◆ **Written instruction**:
Return all of the data exactly, with nothing left out but the pictures.

◆ **Stored rows**:

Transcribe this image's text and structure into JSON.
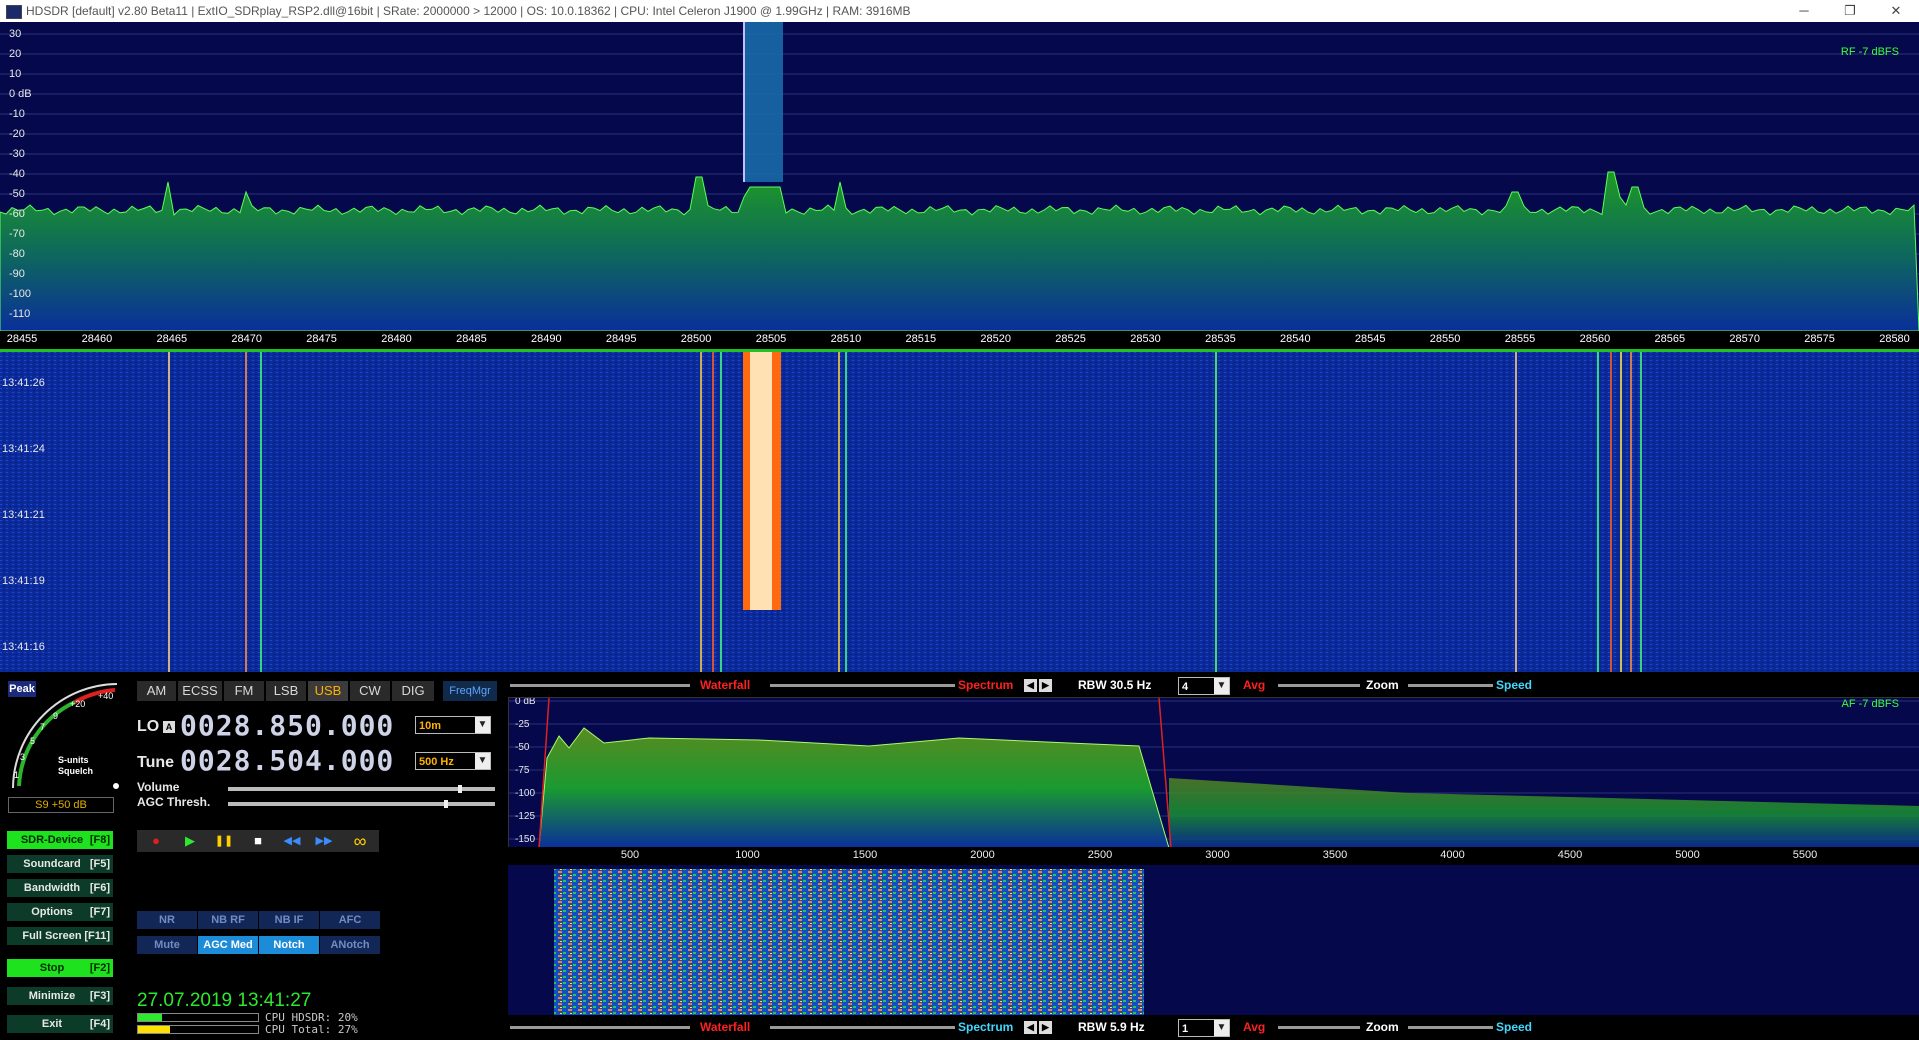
{
  "window": {
    "title": "HDSDR  [default]  v2.80 Beta11  |  ExtIO_SDRplay_RSP2.dll@16bit  |  SRate: 2000000 > 12000  |  OS: 10.0.18362   |  CPU: Intel Celeron  J1900  @ 1.99GHz  |  RAM: 3916MB",
    "min_glyph": "─",
    "max_glyph": "❐",
    "close_glyph": "✕"
  },
  "rf_spectrum": {
    "dbfs_label": "RF  -7 dBFS",
    "db_labels": [
      "30",
      "20",
      "10",
      "0 dB",
      "-10",
      "-20",
      "-30",
      "-40",
      "-50",
      "-60",
      "-70",
      "-80",
      "-90",
      "-100",
      "-110"
    ],
    "freq_labels": [
      "28455",
      "28460",
      "28465",
      "28470",
      "28475",
      "28480",
      "28485",
      "28490",
      "28495",
      "28500",
      "28505",
      "28510",
      "28515",
      "28520",
      "28525",
      "28530",
      "28535",
      "28540",
      "28545",
      "28550",
      "28555",
      "28560",
      "28565",
      "28570",
      "28575",
      "28580"
    ]
  },
  "rf_waterfall": {
    "times": [
      "13:41:26",
      "13:41:24",
      "13:41:21",
      "13:41:19",
      "13:41:16"
    ]
  },
  "smeter": {
    "peak_label": "Peak",
    "scale_labels": [
      "1",
      "3",
      "5",
      "7",
      "9",
      "+20",
      "+40"
    ],
    "caption_line1": "S-units",
    "caption_line2": "Squelch",
    "readout": "S9 +50 dB"
  },
  "side_buttons": [
    {
      "label": "SDR-Device",
      "key": "[F8]",
      "active": true
    },
    {
      "label": "Soundcard",
      "key": "[F5]",
      "active": false
    },
    {
      "label": "Bandwidth",
      "key": "[F6]",
      "active": false
    },
    {
      "label": "Options",
      "key": "[F7]",
      "active": false
    },
    {
      "label": "Full Screen",
      "key": "[F11]",
      "active": false
    },
    {
      "label": "Stop",
      "key": "[F2]",
      "active": true
    },
    {
      "label": "Minimize",
      "key": "[F3]",
      "active": false
    },
    {
      "label": "Exit",
      "key": "[F4]",
      "active": false
    }
  ],
  "modes": [
    "AM",
    "ECSS",
    "FM",
    "LSB",
    "USB",
    "CW",
    "DIG"
  ],
  "selected_mode": "USB",
  "freqmgr_label": "FreqMgr",
  "lo": {
    "label": "LO",
    "a_label": "A",
    "value": "0028.850.000",
    "band": "10m"
  },
  "tune": {
    "label": "Tune",
    "value": "0028.504.000",
    "step": "500 Hz"
  },
  "sliders": {
    "volume_label": "Volume",
    "agc_label": "AGC Thresh.",
    "volume_level": 0.86,
    "agc_level": 0.81
  },
  "transport": {
    "record": "●",
    "play": "▶",
    "pause": "❚❚",
    "stop": "■",
    "rewind": "◀◀",
    "forward": "▶▶",
    "loop": "∞"
  },
  "dsp_row1": [
    {
      "label": "NR",
      "on": false
    },
    {
      "label": "NB RF",
      "on": false
    },
    {
      "label": "NB IF",
      "on": false
    },
    {
      "label": "AFC",
      "on": false
    }
  ],
  "dsp_row2": [
    {
      "label": "Mute",
      "on": false
    },
    {
      "label": "AGC Med",
      "on": true
    },
    {
      "label": "Notch",
      "on": true
    },
    {
      "label": "ANotch",
      "on": false
    }
  ],
  "datetime": "27.07.2019 13:41:27",
  "cpu": {
    "hdsdr_label": "CPU HDSDR: 20%",
    "total_label": "CPU Total: 27%",
    "hdsdr_pct": 0.2,
    "total_pct": 0.27
  },
  "rf_toolbar": {
    "waterfall": "Waterfall",
    "spectrum": "Spectrum",
    "rbw": "RBW 30.5 Hz",
    "avg_value": "4",
    "avg": "Avg",
    "zoom": "Zoom",
    "speed": "Speed"
  },
  "af_toolbar": {
    "waterfall": "Waterfall",
    "spectrum": "Spectrum",
    "rbw": "RBW  5.9 Hz",
    "avg_value": "1",
    "avg": "Avg",
    "zoom": "Zoom",
    "speed": "Speed"
  },
  "af_spectrum": {
    "dbfs_label": "AF  -7 dBFS",
    "db_labels": [
      "0 dB",
      "-25",
      "-50",
      "-75",
      "-100",
      "-125",
      "-150"
    ],
    "freq_labels": [
      "500",
      "1000",
      "1500",
      "2000",
      "2500",
      "3000",
      "3500",
      "4000",
      "4500",
      "5000",
      "5500"
    ]
  },
  "colors": {
    "accent_green": "#23c123",
    "mode_selected": "#ffb000",
    "red_label": "#ff2020",
    "cyan_label": "#40d8ff"
  }
}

◆ **The answer**:
Transcribe this image's text and structure into JSON.
{
  "window": {
    "title": "HDSDR  [default]  v2.80 Beta11  |  ExtIO_SDRplay_RSP2.dll@16bit  |  SRate: 2000000 > 12000  |  OS: 10.0.18362   |  CPU: Intel Celeron  J1900  @ 1.99GHz  |  RAM: 3916MB",
    "min_glyph": "─",
    "max_glyph": "❐",
    "close_glyph": "✕"
  },
  "rf_spectrum": {
    "dbfs_label": "RF  -7 dBFS",
    "db_labels": [
      "30",
      "20",
      "10",
      "0 dB",
      "-10",
      "-20",
      "-30",
      "-40",
      "-50",
      "-60",
      "-70",
      "-80",
      "-90",
      "-100",
      "-110"
    ],
    "freq_labels": [
      "28455",
      "28460",
      "28465",
      "28470",
      "28475",
      "28480",
      "28485",
      "28490",
      "28495",
      "28500",
      "28505",
      "28510",
      "28515",
      "28520",
      "28525",
      "28530",
      "28535",
      "28540",
      "28545",
      "28550",
      "28555",
      "28560",
      "28565",
      "28570",
      "28575",
      "28580"
    ]
  },
  "rf_waterfall": {
    "times": [
      "13:41:26",
      "13:41:24",
      "13:41:21",
      "13:41:19",
      "13:41:16"
    ]
  },
  "smeter": {
    "peak_label": "Peak",
    "scale_labels": [
      "1",
      "3",
      "5",
      "7",
      "9",
      "+20",
      "+40"
    ],
    "caption_line1": "S-units",
    "caption_line2": "Squelch",
    "readout": "S9 +50 dB"
  },
  "side_buttons": [
    {
      "label": "SDR-Device",
      "key": "[F8]",
      "active": true
    },
    {
      "label": "Soundcard",
      "key": "[F5]",
      "active": false
    },
    {
      "label": "Bandwidth",
      "key": "[F6]",
      "active": false
    },
    {
      "label": "Options",
      "key": "[F7]",
      "active": false
    },
    {
      "label": "Full Screen",
      "key": "[F11]",
      "active": false
    },
    {
      "label": "Stop",
      "key": "[F2]",
      "active": true
    },
    {
      "label": "Minimize",
      "key": "[F3]",
      "active": false
    },
    {
      "label": "Exit",
      "key": "[F4]",
      "active": false
    }
  ],
  "modes": [
    "AM",
    "ECSS",
    "FM",
    "LSB",
    "USB",
    "CW",
    "DIG"
  ],
  "selected_mode": "USB",
  "freqmgr_label": "FreqMgr",
  "lo": {
    "label": "LO",
    "a_label": "A",
    "value": "0028.850.000",
    "band": "10m"
  },
  "tune": {
    "label": "Tune",
    "value": "0028.504.000",
    "step": "500 Hz"
  },
  "sliders": {
    "volume_label": "Volume",
    "agc_label": "AGC Thresh.",
    "volume_level": 0.86,
    "agc_level": 0.81
  },
  "transport": {
    "record": "●",
    "play": "▶",
    "pause": "❚❚",
    "stop": "■",
    "rewind": "◀◀",
    "forward": "▶▶",
    "loop": "∞"
  },
  "dsp_row1": [
    {
      "label": "NR",
      "on": false
    },
    {
      "label": "NB RF",
      "on": false
    },
    {
      "label": "NB IF",
      "on": false
    },
    {
      "label": "AFC",
      "on": false
    }
  ],
  "dsp_row2": [
    {
      "label": "Mute",
      "on": false
    },
    {
      "label": "AGC Med",
      "on": true
    },
    {
      "label": "Notch",
      "on": true
    },
    {
      "label": "ANotch",
      "on": false
    }
  ],
  "datetime": "27.07.2019 13:41:27",
  "cpu": {
    "hdsdr_label": "CPU HDSDR: 20%",
    "total_label": "CPU Total: 27%",
    "hdsdr_pct": 0.2,
    "total_pct": 0.27
  },
  "rf_toolbar": {
    "waterfall": "Waterfall",
    "spectrum": "Spectrum",
    "rbw": "RBW 30.5 Hz",
    "avg_value": "4",
    "avg": "Avg",
    "zoom": "Zoom",
    "speed": "Speed"
  },
  "af_toolbar": {
    "waterfall": "Waterfall",
    "spectrum": "Spectrum",
    "rbw": "RBW  5.9 Hz",
    "avg_value": "1",
    "avg": "Avg",
    "zoom": "Zoom",
    "speed": "Speed"
  },
  "af_spectrum": {
    "dbfs_label": "AF  -7 dBFS",
    "db_labels": [
      "0 dB",
      "-25",
      "-50",
      "-75",
      "-100",
      "-125",
      "-150"
    ],
    "freq_labels": [
      "500",
      "1000",
      "1500",
      "2000",
      "2500",
      "3000",
      "3500",
      "4000",
      "4500",
      "5000",
      "5500"
    ]
  },
  "colors": {
    "accent_green": "#23c123",
    "mode_selected": "#ffb000",
    "red_label": "#ff2020",
    "cyan_label": "#40d8ff"
  }
}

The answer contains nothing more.